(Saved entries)
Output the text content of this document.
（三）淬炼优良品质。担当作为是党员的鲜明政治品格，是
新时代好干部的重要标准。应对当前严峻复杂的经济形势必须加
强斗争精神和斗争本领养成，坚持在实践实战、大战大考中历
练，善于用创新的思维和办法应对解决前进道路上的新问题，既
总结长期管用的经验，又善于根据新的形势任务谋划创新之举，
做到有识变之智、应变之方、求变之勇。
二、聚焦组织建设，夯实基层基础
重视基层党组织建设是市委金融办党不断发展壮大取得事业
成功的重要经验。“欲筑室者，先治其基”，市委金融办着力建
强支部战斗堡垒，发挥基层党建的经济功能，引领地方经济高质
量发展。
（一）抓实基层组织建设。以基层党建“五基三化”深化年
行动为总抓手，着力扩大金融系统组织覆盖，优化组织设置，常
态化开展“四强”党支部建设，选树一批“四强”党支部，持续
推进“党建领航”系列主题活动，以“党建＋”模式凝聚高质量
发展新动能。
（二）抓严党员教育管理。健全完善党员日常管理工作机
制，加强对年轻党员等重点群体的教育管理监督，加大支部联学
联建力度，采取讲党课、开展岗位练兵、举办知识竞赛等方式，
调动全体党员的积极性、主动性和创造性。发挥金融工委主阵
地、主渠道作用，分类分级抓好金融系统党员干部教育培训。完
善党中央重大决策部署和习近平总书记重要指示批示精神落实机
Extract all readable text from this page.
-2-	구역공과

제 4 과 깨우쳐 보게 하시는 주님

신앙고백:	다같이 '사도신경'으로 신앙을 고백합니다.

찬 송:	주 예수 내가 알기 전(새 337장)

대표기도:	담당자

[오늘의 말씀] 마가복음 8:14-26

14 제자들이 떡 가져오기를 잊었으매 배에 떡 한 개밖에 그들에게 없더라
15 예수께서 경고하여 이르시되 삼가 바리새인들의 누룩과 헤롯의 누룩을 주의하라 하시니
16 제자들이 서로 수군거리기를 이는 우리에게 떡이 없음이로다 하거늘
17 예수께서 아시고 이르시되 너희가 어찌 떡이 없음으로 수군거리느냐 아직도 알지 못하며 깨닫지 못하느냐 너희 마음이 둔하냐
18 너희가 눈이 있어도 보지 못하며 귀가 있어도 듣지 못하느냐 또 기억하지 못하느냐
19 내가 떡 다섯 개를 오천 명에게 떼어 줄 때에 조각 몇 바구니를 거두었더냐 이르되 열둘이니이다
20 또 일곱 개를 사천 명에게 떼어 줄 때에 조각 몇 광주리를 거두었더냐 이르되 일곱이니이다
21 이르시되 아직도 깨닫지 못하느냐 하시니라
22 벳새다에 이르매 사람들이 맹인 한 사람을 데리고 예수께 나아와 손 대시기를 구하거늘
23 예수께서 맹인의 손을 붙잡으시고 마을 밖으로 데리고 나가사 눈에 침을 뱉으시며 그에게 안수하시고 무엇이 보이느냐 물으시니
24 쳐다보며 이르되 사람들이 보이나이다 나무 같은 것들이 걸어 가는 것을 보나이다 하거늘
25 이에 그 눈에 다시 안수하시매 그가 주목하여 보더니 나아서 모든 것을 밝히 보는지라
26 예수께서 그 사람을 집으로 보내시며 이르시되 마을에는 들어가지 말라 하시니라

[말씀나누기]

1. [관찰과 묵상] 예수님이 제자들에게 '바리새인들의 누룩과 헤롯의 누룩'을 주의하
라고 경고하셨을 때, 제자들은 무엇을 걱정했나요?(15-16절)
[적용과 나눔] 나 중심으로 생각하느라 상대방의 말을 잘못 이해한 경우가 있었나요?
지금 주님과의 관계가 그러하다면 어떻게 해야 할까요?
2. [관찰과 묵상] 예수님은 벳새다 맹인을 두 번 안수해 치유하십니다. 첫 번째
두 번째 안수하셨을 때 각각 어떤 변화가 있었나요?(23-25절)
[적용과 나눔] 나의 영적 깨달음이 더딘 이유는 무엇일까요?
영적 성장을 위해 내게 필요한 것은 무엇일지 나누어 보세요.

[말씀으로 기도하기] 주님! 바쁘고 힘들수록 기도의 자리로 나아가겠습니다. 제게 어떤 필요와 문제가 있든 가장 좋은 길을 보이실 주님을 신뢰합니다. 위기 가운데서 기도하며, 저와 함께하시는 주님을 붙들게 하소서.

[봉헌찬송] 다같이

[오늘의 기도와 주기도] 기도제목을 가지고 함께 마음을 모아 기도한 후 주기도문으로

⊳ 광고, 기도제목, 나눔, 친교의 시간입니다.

**PROBLEM**.
Show all lines from the listing above in which "제자들이" appears.

**RESPONSE**.
14 제자들이 떡 가져오기를 잊었으매 배에 떡 한 개밖에 그들에게 없더라
16 제자들이 서로 수군거리기를 이는 우리에게 떡이 없음이로다 하거늘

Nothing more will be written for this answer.